▶ [EXERCISE DESCRIPTION]: Word for word, copy all the data and drop the pictures.

======== PROVIDED DATA

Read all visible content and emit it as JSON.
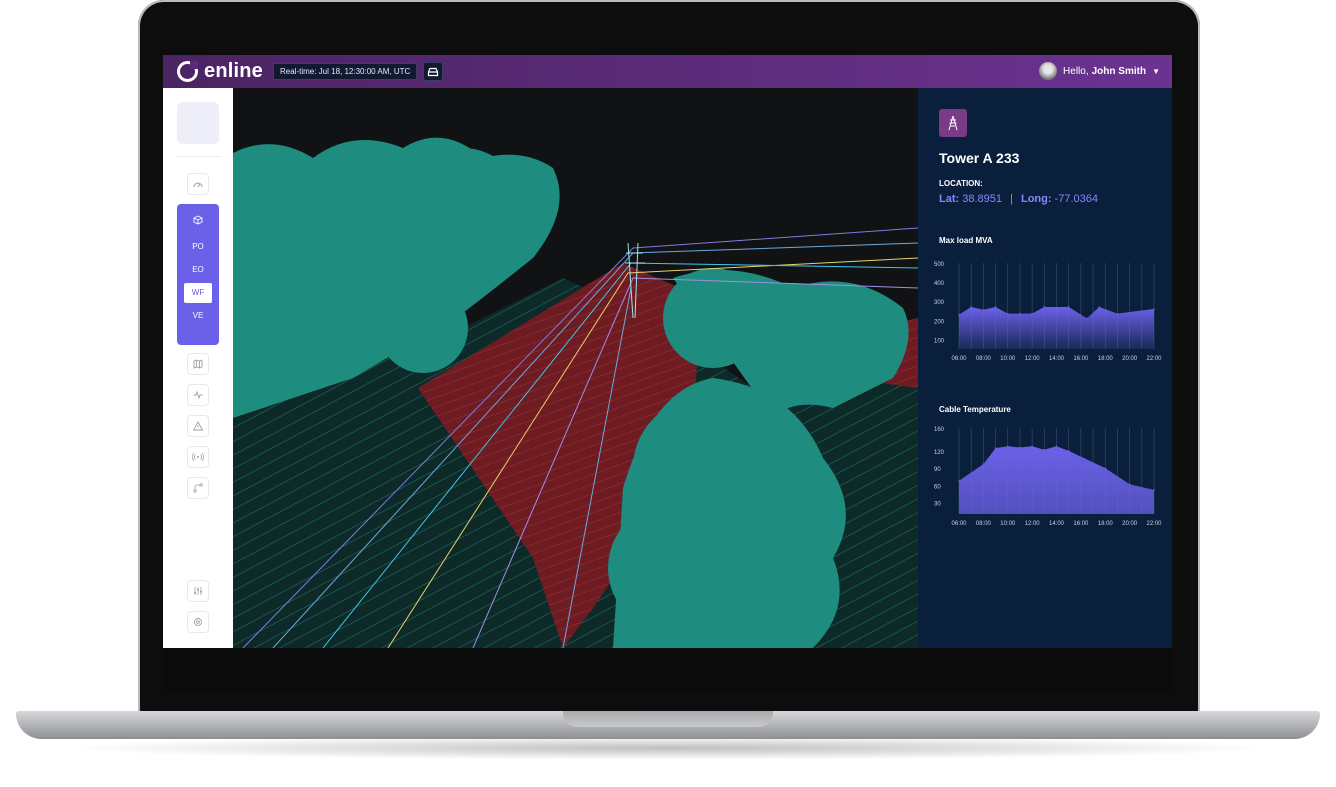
{
  "header": {
    "logo_text": "enline",
    "realtime_label": "Real-time: Jul 18, 12:30:00 AM, UTC",
    "greeting": "Hello,",
    "user_name": "John Smith"
  },
  "sidebar": {
    "top_icons": [
      "gauge-icon"
    ],
    "active_group": {
      "icon": "cube-icon",
      "items": [
        {
          "label": "PO",
          "active": false
        },
        {
          "label": "EO",
          "active": false
        },
        {
          "label": "WF",
          "active": true
        },
        {
          "label": "VE",
          "active": false
        }
      ]
    },
    "icons": [
      "map-icon",
      "pulse-icon",
      "warning-icon",
      "broadcast-icon",
      "route-icon"
    ],
    "bottom_icons": [
      "sliders-icon",
      "settings-icon"
    ]
  },
  "panel": {
    "icon": "transmission-tower-icon",
    "title": "Tower A 233",
    "location_label": "LOCATION:",
    "lat_label": "Lat:",
    "lat_value": "38.8951",
    "long_label": "Long:",
    "long_value": "-77.0364"
  },
  "chart_data": [
    {
      "type": "area",
      "title": "Max load MVA",
      "x": [
        "06:00",
        "07:00",
        "08:00",
        "09:00",
        "10:00",
        "11:00",
        "12:00",
        "13:00",
        "14:00",
        "15:00",
        "16:00",
        "17:00",
        "18:00",
        "19:00",
        "20:00",
        "21:00",
        "22:00"
      ],
      "x_ticks": [
        "06:00",
        "08:00",
        "10:00",
        "12:00",
        "14:00",
        "16:00",
        "18:00",
        "20:00",
        "22:00"
      ],
      "values": [
        230,
        270,
        255,
        270,
        235,
        235,
        235,
        270,
        270,
        210,
        270,
        235,
        260
      ],
      "value_x": [
        "06:00",
        "07:00",
        "08:00",
        "09:00",
        "10:00",
        "11:00",
        "12:00",
        "13:00",
        "15:00",
        "16:30",
        "17:30",
        "19:00",
        "22:00"
      ],
      "y_ticks": [
        100,
        200,
        300,
        400,
        500
      ],
      "ylim": [
        50,
        500
      ],
      "grid": "vertical"
    },
    {
      "type": "area",
      "title": "Cable Temperature",
      "x_ticks": [
        "06:00",
        "08:00",
        "10:00",
        "12:00",
        "14:00",
        "16:00",
        "18:00",
        "20:00",
        "22:00"
      ],
      "values": [
        68,
        97,
        125,
        128,
        126,
        128,
        122,
        128,
        120,
        90,
        62,
        52
      ],
      "value_x": [
        "06:00",
        "08:00",
        "09:00",
        "10:00",
        "11:00",
        "12:00",
        "13:00",
        "14:00",
        "15:00",
        "18:00",
        "20:00",
        "22:00"
      ],
      "y_ticks": [
        30,
        60,
        90,
        120,
        160
      ],
      "ylim": [
        10,
        160
      ],
      "grid": "vertical"
    }
  ],
  "colors": {
    "accent": "#6b61e8",
    "panel_bg": "#0a1f3c",
    "header_bg": "#5e2d7d",
    "vegetation": "#1f8c80",
    "danger_zone": "#7a1f23"
  }
}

================

▶ [PROBLEM SOLUTION]:
Read all visible content and emit it as JSON.
{
  "header": {
    "logo_text": "enline",
    "realtime_label": "Real-time: Jul 18, 12:30:00 AM, UTC",
    "greeting": "Hello,",
    "user_name": "John Smith"
  },
  "sidebar": {
    "top_icons": [
      "gauge-icon"
    ],
    "active_group": {
      "icon": "cube-icon",
      "items": [
        {
          "label": "PO",
          "active": false
        },
        {
          "label": "EO",
          "active": false
        },
        {
          "label": "WF",
          "active": true
        },
        {
          "label": "VE",
          "active": false
        }
      ]
    },
    "icons": [
      "map-icon",
      "pulse-icon",
      "warning-icon",
      "broadcast-icon",
      "route-icon"
    ],
    "bottom_icons": [
      "sliders-icon",
      "settings-icon"
    ]
  },
  "panel": {
    "icon": "transmission-tower-icon",
    "title": "Tower A 233",
    "location_label": "LOCATION:",
    "lat_label": "Lat:",
    "lat_value": "38.8951",
    "long_label": "Long:",
    "long_value": "-77.0364"
  },
  "chart_data": [
    {
      "type": "area",
      "title": "Max load MVA",
      "x": [
        "06:00",
        "07:00",
        "08:00",
        "09:00",
        "10:00",
        "11:00",
        "12:00",
        "13:00",
        "14:00",
        "15:00",
        "16:00",
        "17:00",
        "18:00",
        "19:00",
        "20:00",
        "21:00",
        "22:00"
      ],
      "x_ticks": [
        "06:00",
        "08:00",
        "10:00",
        "12:00",
        "14:00",
        "16:00",
        "18:00",
        "20:00",
        "22:00"
      ],
      "values": [
        230,
        270,
        255,
        270,
        235,
        235,
        235,
        270,
        270,
        210,
        270,
        235,
        260
      ],
      "value_x": [
        "06:00",
        "07:00",
        "08:00",
        "09:00",
        "10:00",
        "11:00",
        "12:00",
        "13:00",
        "15:00",
        "16:30",
        "17:30",
        "19:00",
        "22:00"
      ],
      "y_ticks": [
        100,
        200,
        300,
        400,
        500
      ],
      "ylim": [
        50,
        500
      ],
      "grid": "vertical"
    },
    {
      "type": "area",
      "title": "Cable Temperature",
      "x_ticks": [
        "06:00",
        "08:00",
        "10:00",
        "12:00",
        "14:00",
        "16:00",
        "18:00",
        "20:00",
        "22:00"
      ],
      "values": [
        68,
        97,
        125,
        128,
        126,
        128,
        122,
        128,
        120,
        90,
        62,
        52
      ],
      "value_x": [
        "06:00",
        "08:00",
        "09:00",
        "10:00",
        "11:00",
        "12:00",
        "13:00",
        "14:00",
        "15:00",
        "18:00",
        "20:00",
        "22:00"
      ],
      "y_ticks": [
        30,
        60,
        90,
        120,
        160
      ],
      "ylim": [
        10,
        160
      ],
      "grid": "vertical"
    }
  ],
  "colors": {
    "accent": "#6b61e8",
    "panel_bg": "#0a1f3c",
    "header_bg": "#5e2d7d",
    "vegetation": "#1f8c80",
    "danger_zone": "#7a1f23"
  }
}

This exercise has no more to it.